### INSTRUCTIONS FOR THE TASK
Your copy of the material below should match it exactly, except that it holds no pictures.

>>>>

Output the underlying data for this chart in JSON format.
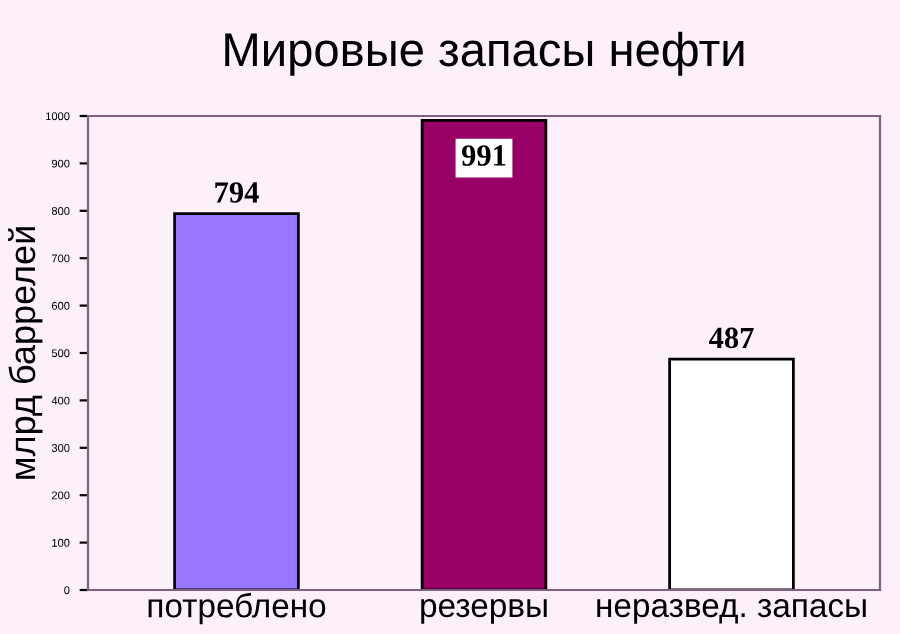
{
  "chart_data": {
    "type": "bar",
    "title": "Мировые запасы нефти",
    "ylabel": "млрд баррелей",
    "categories": [
      "потреблено",
      "резервы",
      "неразвед. запасы"
    ],
    "values": [
      794,
      991,
      487
    ],
    "colors": [
      "#9977ff",
      "#990066",
      "#ffffff"
    ],
    "ylim": [
      0,
      1000
    ],
    "yticks": [
      0,
      100,
      200,
      300,
      400,
      500,
      600,
      700,
      800,
      900,
      1000
    ],
    "grid": false,
    "data_labels": true
  }
}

<<<<

### SOLUTION
Output the underlying data for this chart in JSON format.
{
  "chart_data": {
    "type": "bar",
    "title": "Мировые запасы нефти",
    "ylabel": "млрд баррелей",
    "categories": [
      "потреблено",
      "резервы",
      "неразвед. запасы"
    ],
    "values": [
      794,
      991,
      487
    ],
    "colors": [
      "#9977ff",
      "#990066",
      "#ffffff"
    ],
    "ylim": [
      0,
      1000
    ],
    "yticks": [
      0,
      100,
      200,
      300,
      400,
      500,
      600,
      700,
      800,
      900,
      1000
    ],
    "grid": false,
    "data_labels": true
  }
}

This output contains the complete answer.